> _Problem requirements_
Write out the data again exactly, skipping every picture.

====== Records for processing ======

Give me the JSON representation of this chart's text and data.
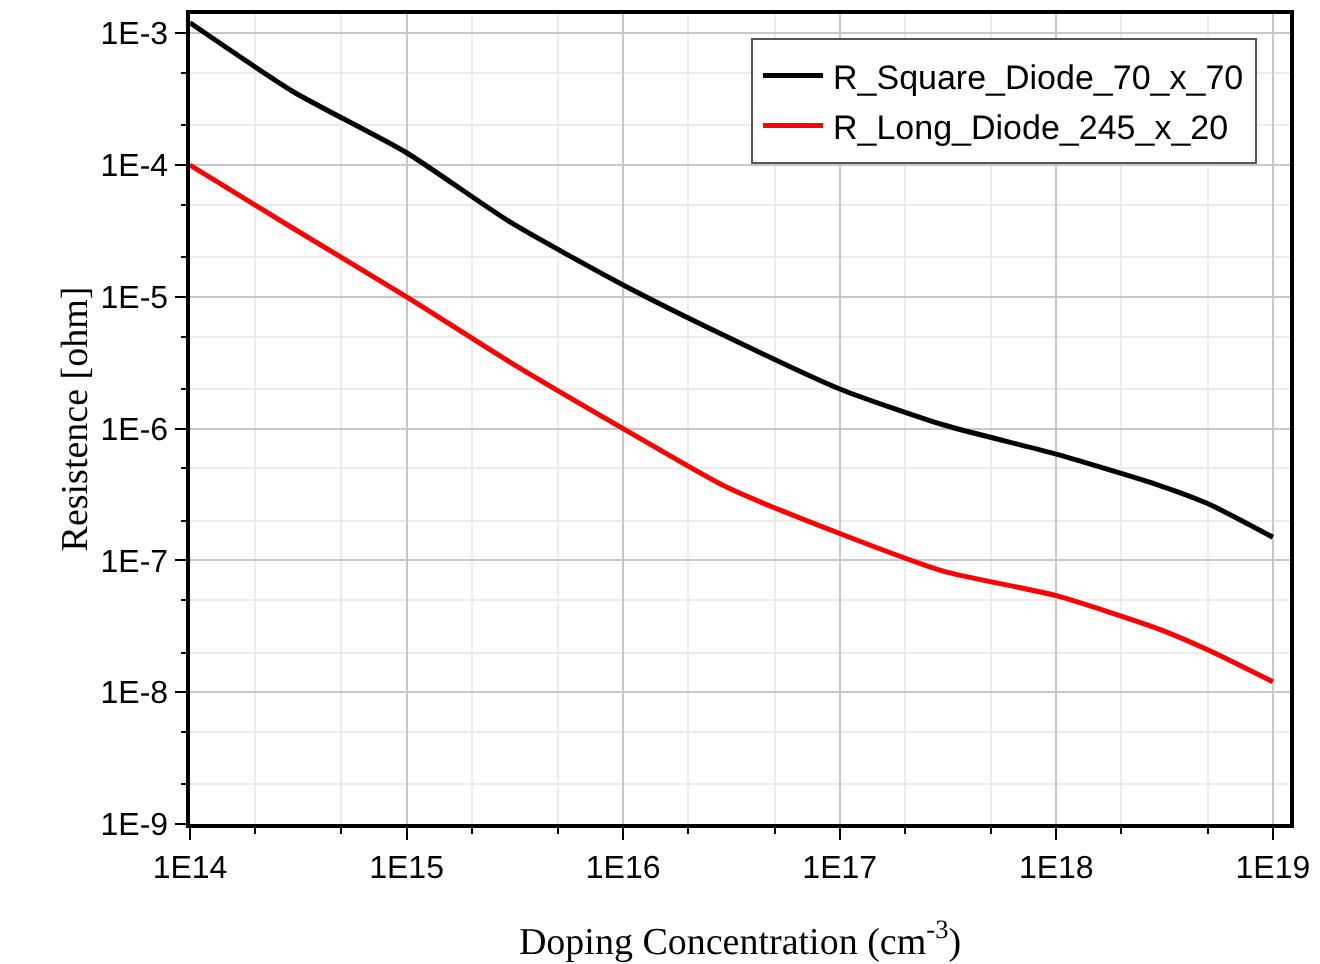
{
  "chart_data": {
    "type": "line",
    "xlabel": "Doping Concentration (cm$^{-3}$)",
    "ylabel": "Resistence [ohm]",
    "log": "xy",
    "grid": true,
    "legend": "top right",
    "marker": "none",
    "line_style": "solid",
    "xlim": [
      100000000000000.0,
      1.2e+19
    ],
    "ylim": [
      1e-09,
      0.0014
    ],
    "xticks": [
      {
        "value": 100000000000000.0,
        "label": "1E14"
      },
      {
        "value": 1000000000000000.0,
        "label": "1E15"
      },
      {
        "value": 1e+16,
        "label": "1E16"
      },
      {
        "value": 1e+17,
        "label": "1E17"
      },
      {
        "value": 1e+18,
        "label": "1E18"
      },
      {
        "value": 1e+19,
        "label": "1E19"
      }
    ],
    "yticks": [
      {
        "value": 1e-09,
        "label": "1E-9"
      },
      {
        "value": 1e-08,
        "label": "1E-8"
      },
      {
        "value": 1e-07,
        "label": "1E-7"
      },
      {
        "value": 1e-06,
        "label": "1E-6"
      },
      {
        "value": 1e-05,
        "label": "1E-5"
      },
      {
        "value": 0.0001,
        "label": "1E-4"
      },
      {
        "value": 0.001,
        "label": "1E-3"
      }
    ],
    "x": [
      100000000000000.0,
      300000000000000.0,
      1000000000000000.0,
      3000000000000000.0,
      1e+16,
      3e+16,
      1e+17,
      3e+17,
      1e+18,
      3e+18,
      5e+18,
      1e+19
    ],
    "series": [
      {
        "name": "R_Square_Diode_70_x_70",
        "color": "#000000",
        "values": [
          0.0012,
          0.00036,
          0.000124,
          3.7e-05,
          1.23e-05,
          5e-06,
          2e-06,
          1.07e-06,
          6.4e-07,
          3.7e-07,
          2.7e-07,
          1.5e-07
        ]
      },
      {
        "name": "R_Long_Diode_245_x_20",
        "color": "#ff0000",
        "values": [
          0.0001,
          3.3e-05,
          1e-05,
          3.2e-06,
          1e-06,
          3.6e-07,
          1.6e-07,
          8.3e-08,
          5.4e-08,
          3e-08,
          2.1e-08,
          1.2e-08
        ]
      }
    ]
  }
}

======

> _Answer for the task_
Give me the JSON representation of this chart's text and data.
{
  "chart_data": {
    "type": "line",
    "xlabel": "Doping Concentration (cm$^{-3}$)",
    "ylabel": "Resistence [ohm]",
    "log": "xy",
    "grid": true,
    "legend": "top right",
    "marker": "none",
    "line_style": "solid",
    "xlim": [
      100000000000000.0,
      1.2e+19
    ],
    "ylim": [
      1e-09,
      0.0014
    ],
    "xticks": [
      {
        "value": 100000000000000.0,
        "label": "1E14"
      },
      {
        "value": 1000000000000000.0,
        "label": "1E15"
      },
      {
        "value": 1e+16,
        "label": "1E16"
      },
      {
        "value": 1e+17,
        "label": "1E17"
      },
      {
        "value": 1e+18,
        "label": "1E18"
      },
      {
        "value": 1e+19,
        "label": "1E19"
      }
    ],
    "yticks": [
      {
        "value": 1e-09,
        "label": "1E-9"
      },
      {
        "value": 1e-08,
        "label": "1E-8"
      },
      {
        "value": 1e-07,
        "label": "1E-7"
      },
      {
        "value": 1e-06,
        "label": "1E-6"
      },
      {
        "value": 1e-05,
        "label": "1E-5"
      },
      {
        "value": 0.0001,
        "label": "1E-4"
      },
      {
        "value": 0.001,
        "label": "1E-3"
      }
    ],
    "x": [
      100000000000000.0,
      300000000000000.0,
      1000000000000000.0,
      3000000000000000.0,
      1e+16,
      3e+16,
      1e+17,
      3e+17,
      1e+18,
      3e+18,
      5e+18,
      1e+19
    ],
    "series": [
      {
        "name": "R_Square_Diode_70_x_70",
        "color": "#000000",
        "values": [
          0.0012,
          0.00036,
          0.000124,
          3.7e-05,
          1.23e-05,
          5e-06,
          2e-06,
          1.07e-06,
          6.4e-07,
          3.7e-07,
          2.7e-07,
          1.5e-07
        ]
      },
      {
        "name": "R_Long_Diode_245_x_20",
        "color": "#ff0000",
        "values": [
          0.0001,
          3.3e-05,
          1e-05,
          3.2e-06,
          1e-06,
          3.6e-07,
          1.6e-07,
          8.3e-08,
          5.4e-08,
          3e-08,
          2.1e-08,
          1.2e-08
        ]
      }
    ]
  }
}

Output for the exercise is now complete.